● Direction
Rewrite the stretch of records from the start through the line containing "imperial-value-cell: 0.0461- 0.0469", replacing "spec-row" with "table-row" and leaving everything else unchanged.

[Entries from a dataset]
┌──
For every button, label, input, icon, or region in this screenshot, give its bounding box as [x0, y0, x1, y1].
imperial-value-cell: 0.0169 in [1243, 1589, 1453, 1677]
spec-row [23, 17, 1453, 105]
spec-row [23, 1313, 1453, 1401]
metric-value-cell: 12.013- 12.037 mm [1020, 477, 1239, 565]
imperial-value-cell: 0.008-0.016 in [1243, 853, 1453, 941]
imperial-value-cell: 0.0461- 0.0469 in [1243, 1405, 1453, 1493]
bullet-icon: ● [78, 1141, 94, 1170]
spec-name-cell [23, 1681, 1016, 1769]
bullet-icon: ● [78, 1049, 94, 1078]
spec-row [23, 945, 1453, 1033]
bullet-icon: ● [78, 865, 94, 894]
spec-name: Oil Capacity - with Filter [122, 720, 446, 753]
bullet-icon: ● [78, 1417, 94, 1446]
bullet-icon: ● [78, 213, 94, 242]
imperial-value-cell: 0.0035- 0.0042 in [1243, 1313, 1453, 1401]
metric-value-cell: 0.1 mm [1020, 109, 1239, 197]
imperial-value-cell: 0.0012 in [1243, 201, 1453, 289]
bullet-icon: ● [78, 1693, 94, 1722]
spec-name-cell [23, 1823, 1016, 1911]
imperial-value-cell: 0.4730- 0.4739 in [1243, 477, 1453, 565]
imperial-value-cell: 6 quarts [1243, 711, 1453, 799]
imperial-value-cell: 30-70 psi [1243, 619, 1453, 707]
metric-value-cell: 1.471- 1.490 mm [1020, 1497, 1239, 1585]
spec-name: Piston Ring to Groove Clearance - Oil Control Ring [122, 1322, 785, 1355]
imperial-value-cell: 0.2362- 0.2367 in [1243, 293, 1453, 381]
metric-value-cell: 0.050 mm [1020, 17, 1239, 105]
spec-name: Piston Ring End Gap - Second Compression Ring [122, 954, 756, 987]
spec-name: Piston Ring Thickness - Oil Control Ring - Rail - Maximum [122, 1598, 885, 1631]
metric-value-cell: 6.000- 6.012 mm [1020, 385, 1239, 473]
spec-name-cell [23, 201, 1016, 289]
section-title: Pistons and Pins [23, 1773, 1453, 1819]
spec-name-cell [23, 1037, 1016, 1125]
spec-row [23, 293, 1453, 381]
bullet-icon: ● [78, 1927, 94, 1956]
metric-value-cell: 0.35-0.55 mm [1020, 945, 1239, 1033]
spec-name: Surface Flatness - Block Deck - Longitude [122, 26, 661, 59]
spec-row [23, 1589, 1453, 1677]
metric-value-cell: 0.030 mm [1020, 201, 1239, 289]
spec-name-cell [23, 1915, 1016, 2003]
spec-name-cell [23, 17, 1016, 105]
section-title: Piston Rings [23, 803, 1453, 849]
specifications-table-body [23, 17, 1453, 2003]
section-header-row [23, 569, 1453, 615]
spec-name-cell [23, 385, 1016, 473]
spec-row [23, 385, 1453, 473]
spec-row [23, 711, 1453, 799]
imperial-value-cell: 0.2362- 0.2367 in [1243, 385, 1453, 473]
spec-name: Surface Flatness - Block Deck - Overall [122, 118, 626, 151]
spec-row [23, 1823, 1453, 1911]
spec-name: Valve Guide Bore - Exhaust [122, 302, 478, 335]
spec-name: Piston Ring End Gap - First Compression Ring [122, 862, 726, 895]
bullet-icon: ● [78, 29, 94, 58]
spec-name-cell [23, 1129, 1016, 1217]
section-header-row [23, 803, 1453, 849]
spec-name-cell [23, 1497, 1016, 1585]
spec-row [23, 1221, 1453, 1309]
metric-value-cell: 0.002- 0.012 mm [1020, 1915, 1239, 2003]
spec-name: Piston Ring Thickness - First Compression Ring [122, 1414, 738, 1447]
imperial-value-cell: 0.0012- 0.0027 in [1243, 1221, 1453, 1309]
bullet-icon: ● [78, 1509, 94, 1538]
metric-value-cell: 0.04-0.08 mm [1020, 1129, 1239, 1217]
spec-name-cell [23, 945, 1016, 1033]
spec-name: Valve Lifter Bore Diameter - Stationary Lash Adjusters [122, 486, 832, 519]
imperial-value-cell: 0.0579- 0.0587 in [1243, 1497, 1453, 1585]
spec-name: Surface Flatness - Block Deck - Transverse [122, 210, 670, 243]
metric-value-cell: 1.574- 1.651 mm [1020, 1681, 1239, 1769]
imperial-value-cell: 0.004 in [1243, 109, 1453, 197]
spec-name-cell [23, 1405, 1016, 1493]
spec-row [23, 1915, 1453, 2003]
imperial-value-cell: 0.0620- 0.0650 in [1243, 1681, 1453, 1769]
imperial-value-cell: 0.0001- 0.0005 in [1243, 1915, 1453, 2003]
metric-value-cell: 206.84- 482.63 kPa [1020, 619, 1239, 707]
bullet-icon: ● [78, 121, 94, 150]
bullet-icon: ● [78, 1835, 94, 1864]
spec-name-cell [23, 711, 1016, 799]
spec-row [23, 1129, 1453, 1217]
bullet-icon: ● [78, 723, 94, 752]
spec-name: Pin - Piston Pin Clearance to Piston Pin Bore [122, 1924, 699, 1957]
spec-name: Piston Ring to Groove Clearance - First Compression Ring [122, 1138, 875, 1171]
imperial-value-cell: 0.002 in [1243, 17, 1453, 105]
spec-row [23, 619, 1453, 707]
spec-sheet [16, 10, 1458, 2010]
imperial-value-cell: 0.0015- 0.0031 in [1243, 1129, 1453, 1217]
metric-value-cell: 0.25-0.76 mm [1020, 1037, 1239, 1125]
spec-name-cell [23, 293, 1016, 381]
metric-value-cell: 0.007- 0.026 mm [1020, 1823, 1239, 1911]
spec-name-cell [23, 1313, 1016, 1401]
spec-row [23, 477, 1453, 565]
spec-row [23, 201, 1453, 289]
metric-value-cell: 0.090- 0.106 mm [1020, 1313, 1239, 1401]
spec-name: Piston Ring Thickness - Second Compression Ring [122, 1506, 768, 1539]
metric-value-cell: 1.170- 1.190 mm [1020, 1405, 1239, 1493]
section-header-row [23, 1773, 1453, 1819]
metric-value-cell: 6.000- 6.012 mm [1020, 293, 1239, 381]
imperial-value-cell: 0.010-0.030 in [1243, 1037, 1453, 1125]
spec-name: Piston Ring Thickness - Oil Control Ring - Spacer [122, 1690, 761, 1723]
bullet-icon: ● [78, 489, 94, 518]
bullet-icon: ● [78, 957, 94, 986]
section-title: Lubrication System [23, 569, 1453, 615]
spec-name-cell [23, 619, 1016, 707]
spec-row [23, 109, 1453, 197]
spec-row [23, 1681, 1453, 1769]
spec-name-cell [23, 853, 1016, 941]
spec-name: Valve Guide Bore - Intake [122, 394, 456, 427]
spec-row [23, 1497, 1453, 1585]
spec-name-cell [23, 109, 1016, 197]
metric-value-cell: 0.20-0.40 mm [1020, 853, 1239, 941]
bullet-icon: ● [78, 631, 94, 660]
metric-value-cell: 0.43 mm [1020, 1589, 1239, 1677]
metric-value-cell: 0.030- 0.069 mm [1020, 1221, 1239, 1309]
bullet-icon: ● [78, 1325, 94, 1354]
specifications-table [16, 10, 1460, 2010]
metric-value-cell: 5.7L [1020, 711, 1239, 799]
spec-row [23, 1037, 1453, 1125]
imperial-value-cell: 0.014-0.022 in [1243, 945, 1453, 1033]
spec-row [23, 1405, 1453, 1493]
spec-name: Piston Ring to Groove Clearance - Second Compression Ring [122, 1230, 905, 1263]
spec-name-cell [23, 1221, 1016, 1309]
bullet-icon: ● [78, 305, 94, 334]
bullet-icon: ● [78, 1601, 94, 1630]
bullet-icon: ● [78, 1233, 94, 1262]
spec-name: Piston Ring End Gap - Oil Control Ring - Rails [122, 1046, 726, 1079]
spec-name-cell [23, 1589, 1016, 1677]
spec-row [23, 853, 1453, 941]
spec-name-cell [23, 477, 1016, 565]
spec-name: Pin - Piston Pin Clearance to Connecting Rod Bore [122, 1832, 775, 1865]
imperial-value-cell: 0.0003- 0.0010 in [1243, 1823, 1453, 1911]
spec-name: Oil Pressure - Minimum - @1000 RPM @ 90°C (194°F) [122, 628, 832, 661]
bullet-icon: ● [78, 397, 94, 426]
└──
● Response to this exercise
For every button, label, input, icon, or region in this screenshot, give its bounding box as [x0, y0, x1, y1].
imperial-value-cell: 0.0169 in [1243, 1589, 1453, 1677]
table-row [23, 17, 1453, 105]
table-row [23, 1313, 1453, 1401]
metric-value-cell: 12.013- 12.037 mm [1020, 477, 1239, 565]
imperial-value-cell: 0.008-0.016 in [1243, 853, 1453, 941]
imperial-value-cell: 0.0461- 0.0469 in [1243, 1405, 1453, 1493]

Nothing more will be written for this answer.